— begin TASK INPUTS —

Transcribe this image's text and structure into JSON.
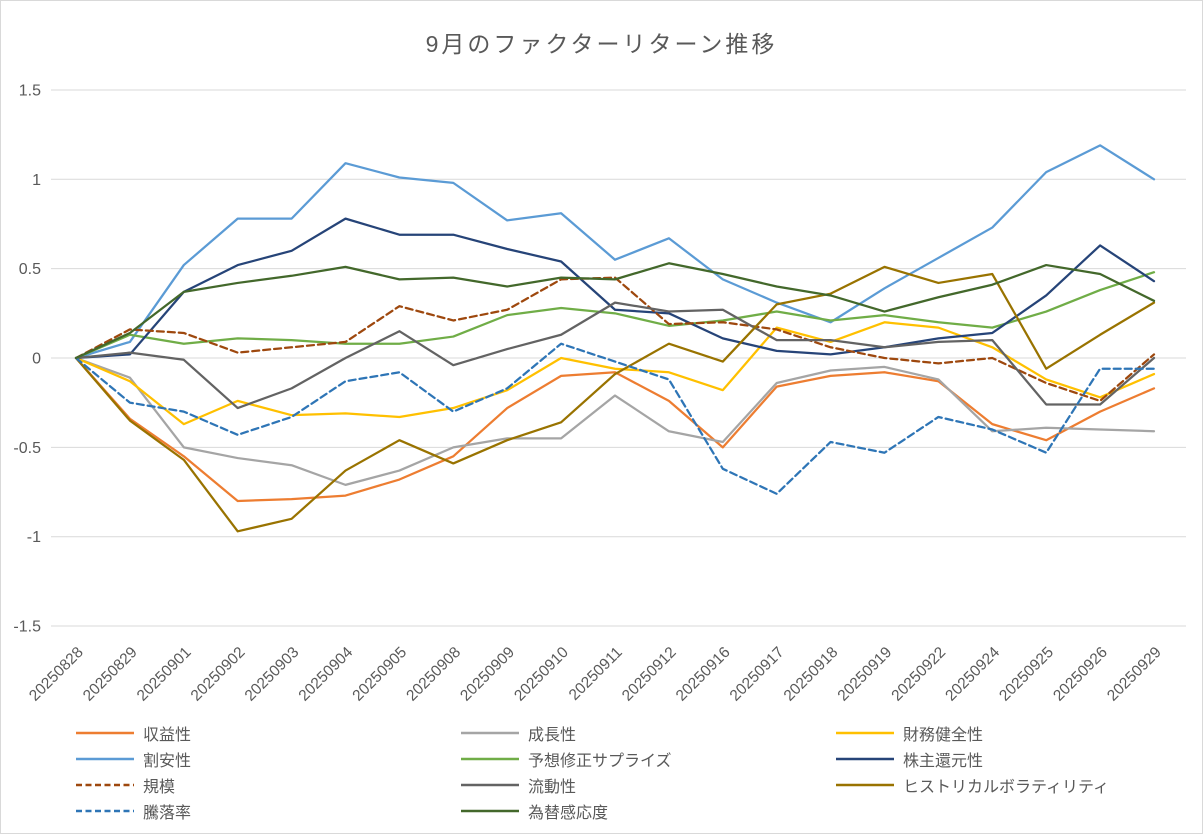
{
  "title": "9月のファクターリターン推移",
  "colors": {
    "background": "#FFFFFF",
    "frame_border": "#D9D9D9",
    "gridline": "#D9D9D9",
    "axis_text": "#595959",
    "title_text": "#595959",
    "legend_text": "#595959"
  },
  "chart_data": {
    "type": "line",
    "title": "9月のファクターリターン推移",
    "xlabel": "",
    "ylabel": "",
    "ylim": [
      -1.5,
      1.5
    ],
    "grid": true,
    "legend_position": "bottom",
    "y_ticks": [
      1.5,
      1,
      0.5,
      0,
      -0.5,
      -1,
      -1.5
    ],
    "y_tick_labels": [
      "1.5",
      "1",
      "0.5",
      "0",
      "-0.5",
      "-1",
      "-1.5"
    ],
    "x": [
      "20250828",
      "20250829",
      "20250901",
      "20250902",
      "20250903",
      "20250904",
      "20250905",
      "20250908",
      "20250909",
      "20250910",
      "20250911",
      "20250912",
      "20250916",
      "20250917",
      "20250918",
      "20250919",
      "20250922",
      "20250924",
      "20250925",
      "20250926",
      "20250929"
    ],
    "series": [
      {
        "key": "profitability",
        "name": "収益性",
        "color": "#ED7D31",
        "dash": false,
        "values": [
          0,
          -0.34,
          -0.55,
          -0.8,
          -0.79,
          -0.77,
          -0.68,
          -0.55,
          -0.28,
          -0.1,
          -0.08,
          -0.24,
          -0.5,
          -0.16,
          -0.1,
          -0.08,
          -0.13,
          -0.37,
          -0.46,
          -0.3,
          -0.17
        ]
      },
      {
        "key": "growth",
        "name": "成長性",
        "color": "#A5A5A5",
        "dash": false,
        "values": [
          0,
          -0.11,
          -0.5,
          -0.56,
          -0.6,
          -0.71,
          -0.63,
          -0.5,
          -0.45,
          -0.45,
          -0.21,
          -0.41,
          -0.47,
          -0.14,
          -0.07,
          -0.05,
          -0.12,
          -0.41,
          -0.39,
          -0.4,
          -0.41
        ]
      },
      {
        "key": "financial-health",
        "name": "財務健全性",
        "color": "#FFC000",
        "dash": false,
        "values": [
          0,
          -0.13,
          -0.37,
          -0.24,
          -0.32,
          -0.31,
          -0.33,
          -0.28,
          -0.18,
          0,
          -0.06,
          -0.08,
          -0.18,
          0.17,
          0.09,
          0.2,
          0.17,
          0.06,
          -0.12,
          -0.22,
          -0.09
        ]
      },
      {
        "key": "value",
        "name": "割安性",
        "color": "#5B9BD5",
        "dash": false,
        "values": [
          0,
          0.09,
          0.52,
          0.78,
          0.78,
          1.09,
          1.01,
          0.98,
          0.77,
          0.81,
          0.55,
          0.67,
          0.44,
          0.31,
          0.2,
          0.39,
          0.56,
          0.73,
          1.04,
          1.19,
          1.0
        ]
      },
      {
        "key": "forecast-revision-surprise",
        "name": "予想修正サプライズ",
        "color": "#70AD47",
        "dash": false,
        "values": [
          0,
          0.13,
          0.08,
          0.11,
          0.1,
          0.08,
          0.08,
          0.12,
          0.24,
          0.28,
          0.25,
          0.18,
          0.21,
          0.26,
          0.21,
          0.24,
          0.2,
          0.17,
          0.26,
          0.38,
          0.48
        ]
      },
      {
        "key": "shareholder-return",
        "name": "株主還元性",
        "color": "#264478",
        "dash": false,
        "values": [
          0,
          0.02,
          0.37,
          0.52,
          0.6,
          0.78,
          0.69,
          0.69,
          0.61,
          0.54,
          0.27,
          0.25,
          0.11,
          0.04,
          0.02,
          0.06,
          0.11,
          0.14,
          0.35,
          0.63,
          0.43
        ]
      },
      {
        "key": "size",
        "name": "規模",
        "color": "#9E480E",
        "dash": true,
        "values": [
          0,
          0.16,
          0.14,
          0.03,
          0.06,
          0.09,
          0.29,
          0.21,
          0.27,
          0.44,
          0.45,
          0.19,
          0.2,
          0.16,
          0.06,
          0,
          -0.03,
          0,
          -0.14,
          -0.24,
          0.02
        ]
      },
      {
        "key": "liquidity",
        "name": "流動性",
        "color": "#636363",
        "dash": false,
        "values": [
          0,
          0.03,
          -0.01,
          -0.28,
          -0.17,
          0,
          0.15,
          -0.04,
          0.05,
          0.13,
          0.31,
          0.26,
          0.27,
          0.1,
          0.1,
          0.06,
          0.09,
          0.1,
          -0.26,
          -0.26,
          0
        ]
      },
      {
        "key": "historical-volatility",
        "name": "ヒストリカルボラティリティ",
        "color": "#997300",
        "dash": false,
        "values": [
          0,
          -0.35,
          -0.57,
          -0.97,
          -0.9,
          -0.63,
          -0.46,
          -0.59,
          -0.46,
          -0.36,
          -0.09,
          0.08,
          -0.02,
          0.3,
          0.36,
          0.51,
          0.42,
          0.47,
          -0.06,
          0.13,
          0.31
        ]
      },
      {
        "key": "price-change-rate",
        "name": "騰落率",
        "color": "#2E75B6",
        "dash": true,
        "values": [
          0,
          -0.25,
          -0.3,
          -0.43,
          -0.33,
          -0.13,
          -0.08,
          -0.3,
          -0.17,
          0.08,
          -0.02,
          -0.12,
          -0.62,
          -0.76,
          -0.47,
          -0.53,
          -0.33,
          -0.4,
          -0.53,
          -0.06,
          -0.06
        ]
      },
      {
        "key": "fx-sensitivity",
        "name": "為替感応度",
        "color": "#43682B",
        "dash": false,
        "values": [
          0,
          0.14,
          0.37,
          0.42,
          0.46,
          0.51,
          0.44,
          0.45,
          0.4,
          0.45,
          0.44,
          0.53,
          0.47,
          0.4,
          0.35,
          0.26,
          0.34,
          0.41,
          0.52,
          0.47,
          0.32
        ]
      }
    ]
  }
}
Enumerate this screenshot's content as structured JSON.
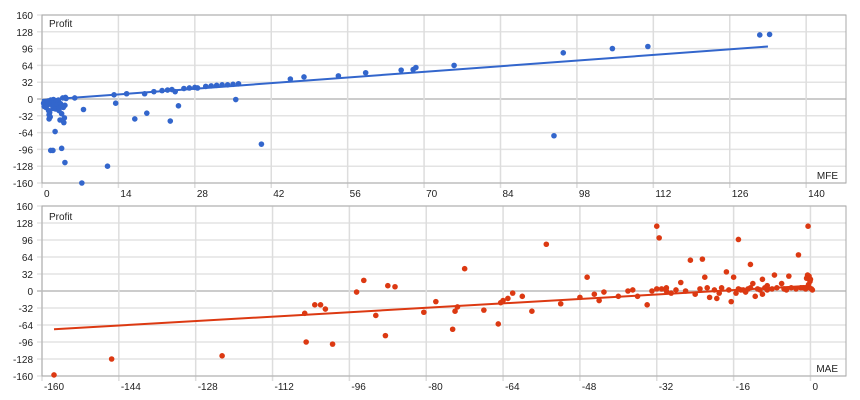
{
  "chart_data": [
    {
      "type": "scatter",
      "title": "",
      "xlabel": "MFE",
      "ylabel": "Profit",
      "xlim": [
        0,
        147.3
      ],
      "ylim": [
        -160,
        160
      ],
      "x_ticks": [
        0,
        14,
        28,
        42,
        56,
        70,
        84,
        98,
        112,
        126,
        140
      ],
      "y_ticks": [
        160,
        128,
        96,
        64,
        32,
        0,
        -32,
        -64,
        -96,
        -128,
        -160
      ],
      "grid": true,
      "color": "#3366cc",
      "trendline": {
        "x0": 0,
        "y0": -2,
        "x1": 133,
        "y1": 100
      },
      "points": [
        [
          0.3,
          -8
        ],
        [
          0.4,
          -14
        ],
        [
          0.5,
          -11
        ],
        [
          0.6,
          -5
        ],
        [
          0.7,
          -16
        ],
        [
          0.8,
          -10
        ],
        [
          0.9,
          -6
        ],
        [
          1.0,
          -12
        ],
        [
          1.1,
          -4
        ],
        [
          1.2,
          -22
        ],
        [
          1.3,
          -30
        ],
        [
          1.3,
          -38
        ],
        [
          1.4,
          -26
        ],
        [
          1.5,
          -34
        ],
        [
          1.6,
          -2
        ],
        [
          1.7,
          -9
        ],
        [
          1.8,
          -3
        ],
        [
          1.9,
          -12
        ],
        [
          2.0,
          -18
        ],
        [
          2.1,
          -1
        ],
        [
          2.2,
          -7
        ],
        [
          2.3,
          -15
        ],
        [
          2.4,
          -62
        ],
        [
          2.5,
          -19
        ],
        [
          2.6,
          -4
        ],
        [
          2.8,
          -10
        ],
        [
          3.0,
          -2
        ],
        [
          3.1,
          -22
        ],
        [
          3.2,
          -17
        ],
        [
          3.3,
          -40
        ],
        [
          3.4,
          -9
        ],
        [
          3.5,
          -14
        ],
        [
          3.6,
          -28
        ],
        [
          3.8,
          2
        ],
        [
          3.9,
          -16
        ],
        [
          4.0,
          -45
        ],
        [
          4.1,
          -36
        ],
        [
          4.2,
          -12
        ],
        [
          4.3,
          3
        ],
        [
          4.4,
          1
        ],
        [
          2.0,
          -98
        ],
        [
          3.6,
          -94
        ],
        [
          4.2,
          -121
        ],
        [
          1.6,
          -98
        ],
        [
          6.0,
          2
        ],
        [
          7.6,
          -20
        ],
        [
          7.3,
          -160
        ],
        [
          12.0,
          -128
        ],
        [
          13.2,
          8
        ],
        [
          13.5,
          -8
        ],
        [
          15.5,
          10
        ],
        [
          17.0,
          -38
        ],
        [
          18.8,
          10
        ],
        [
          19.2,
          -27
        ],
        [
          20.5,
          14
        ],
        [
          22.0,
          16
        ],
        [
          23.0,
          17
        ],
        [
          23.5,
          -42
        ],
        [
          23.8,
          18
        ],
        [
          24.4,
          14
        ],
        [
          25.0,
          -13
        ],
        [
          26.0,
          20
        ],
        [
          27.0,
          21
        ],
        [
          28.0,
          22
        ],
        [
          28.5,
          21
        ],
        [
          30.0,
          24
        ],
        [
          31.0,
          25
        ],
        [
          32.0,
          26
        ],
        [
          33.0,
          27
        ],
        [
          34.0,
          27
        ],
        [
          35.0,
          28
        ],
        [
          35.5,
          -1
        ],
        [
          36.0,
          29
        ],
        [
          40.2,
          -86
        ],
        [
          45.5,
          38
        ],
        [
          48.0,
          42
        ],
        [
          54.3,
          44
        ],
        [
          59.3,
          50
        ],
        [
          65.8,
          55
        ],
        [
          68.0,
          56
        ],
        [
          68.5,
          60
        ],
        [
          75.5,
          64
        ],
        [
          93.8,
          -70
        ],
        [
          95.5,
          88
        ],
        [
          104.5,
          96
        ],
        [
          111.0,
          100
        ],
        [
          131.5,
          122
        ],
        [
          133.3,
          123
        ]
      ]
    },
    {
      "type": "scatter",
      "title": "",
      "xlabel": "MAE",
      "ylabel": "Profit",
      "xlim": [
        -160,
        7.4
      ],
      "ylim": [
        -160,
        160
      ],
      "x_ticks": [
        -160,
        -144,
        -128,
        -112,
        -96,
        -80,
        -64,
        -48,
        -32,
        -16,
        0
      ],
      "y_ticks": [
        160,
        128,
        96,
        64,
        32,
        0,
        -32,
        -64,
        -96,
        -128,
        -160
      ],
      "grid": true,
      "color": "#dc3912",
      "trendline": {
        "x0": -157.5,
        "y0": -72,
        "x1": 0,
        "y1": 10
      },
      "points": [
        [
          -157.5,
          -158
        ],
        [
          -145.5,
          -128
        ],
        [
          -122.5,
          -122
        ],
        [
          -105.0,
          -96
        ],
        [
          -105.3,
          -42
        ],
        [
          -103.2,
          -26
        ],
        [
          -102.0,
          -26
        ],
        [
          -101.0,
          -34
        ],
        [
          -99.5,
          -100
        ],
        [
          -94.5,
          -2
        ],
        [
          -93.0,
          20
        ],
        [
          -90.5,
          -46
        ],
        [
          -88.5,
          -84
        ],
        [
          -88.0,
          10
        ],
        [
          -86.5,
          8
        ],
        [
          -80.5,
          -40
        ],
        [
          -78.0,
          -20
        ],
        [
          -74.5,
          -72
        ],
        [
          -74.0,
          -38
        ],
        [
          -73.5,
          -30
        ],
        [
          -72.0,
          42
        ],
        [
          -68.0,
          -36
        ],
        [
          -65.0,
          -62
        ],
        [
          -64.5,
          -22
        ],
        [
          -64.0,
          -18
        ],
        [
          -63.0,
          -14
        ],
        [
          -62.0,
          -4
        ],
        [
          -60.0,
          -10
        ],
        [
          -58.0,
          -38
        ],
        [
          -55.0,
          88
        ],
        [
          -52.0,
          -24
        ],
        [
          -48.0,
          -12
        ],
        [
          -46.5,
          26
        ],
        [
          -45.0,
          -6
        ],
        [
          -44.0,
          -18
        ],
        [
          -43.0,
          -2
        ],
        [
          -40.0,
          -10
        ],
        [
          -38.0,
          0
        ],
        [
          -37.0,
          2
        ],
        [
          -36.0,
          -10
        ],
        [
          -34.0,
          -26
        ],
        [
          -33.0,
          0
        ],
        [
          -32.0,
          4
        ],
        [
          -31.0,
          4
        ],
        [
          -30.0,
          0
        ],
        [
          -32.0,
          122
        ],
        [
          -31.5,
          100
        ],
        [
          -30.0,
          6
        ],
        [
          -29.0,
          -4
        ],
        [
          -28.0,
          2
        ],
        [
          -27.0,
          16
        ],
        [
          -26.0,
          0
        ],
        [
          -25.0,
          58
        ],
        [
          -24.0,
          -6
        ],
        [
          -23.0,
          4
        ],
        [
          -22.5,
          60
        ],
        [
          -22.0,
          26
        ],
        [
          -21.5,
          6
        ],
        [
          -21.0,
          -12
        ],
        [
          -20.0,
          2
        ],
        [
          -19.5,
          -14
        ],
        [
          -19.0,
          -4
        ],
        [
          -18.5,
          6
        ],
        [
          -17.5,
          36
        ],
        [
          -17.0,
          2
        ],
        [
          -16.5,
          -20
        ],
        [
          -16.0,
          26
        ],
        [
          -15.5,
          -4
        ],
        [
          -15.0,
          4
        ],
        [
          -14.5,
          2
        ],
        [
          -14.0,
          2
        ],
        [
          -13.5,
          -2
        ],
        [
          -13.0,
          4
        ],
        [
          -12.5,
          6
        ],
        [
          -12.0,
          14
        ],
        [
          -11.5,
          -10
        ],
        [
          -11.0,
          4
        ],
        [
          -10.5,
          2
        ],
        [
          -10.0,
          -6
        ],
        [
          -9.5,
          6
        ],
        [
          -9.0,
          2
        ],
        [
          -15.0,
          97
        ],
        [
          -12.5,
          50
        ],
        [
          -10.0,
          22
        ],
        [
          -9.0,
          10
        ],
        [
          -8.0,
          4
        ],
        [
          -7.5,
          30
        ],
        [
          -7.0,
          6
        ],
        [
          -6.0,
          14
        ],
        [
          -5.5,
          4
        ],
        [
          -5.0,
          2
        ],
        [
          -4.5,
          28
        ],
        [
          -4.0,
          6
        ],
        [
          -3.0,
          4
        ],
        [
          -2.5,
          68
        ],
        [
          -2.0,
          6
        ],
        [
          -1.5,
          6
        ],
        [
          -1.0,
          4
        ],
        [
          -0.8,
          24
        ],
        [
          -0.6,
          30
        ],
        [
          -0.5,
          122
        ],
        [
          -0.4,
          12
        ],
        [
          -0.3,
          28
        ],
        [
          -0.2,
          6
        ],
        [
          -0.1,
          18
        ],
        [
          0.0,
          22
        ],
        [
          0.2,
          4
        ],
        [
          0.4,
          2
        ]
      ]
    }
  ],
  "charts": [
    {
      "ylabel": "Profit",
      "xlabel": "MFE"
    },
    {
      "ylabel": "Profit",
      "xlabel": "MAE"
    }
  ]
}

— end TASK INPUTS —

TASK PROMPT = Scan the data for the word "this" and copy every line where it shows up.

TASK RESULT =
Transcribe this image's text and structure into JSON.
Enumerate this screenshot's content as structured JSON.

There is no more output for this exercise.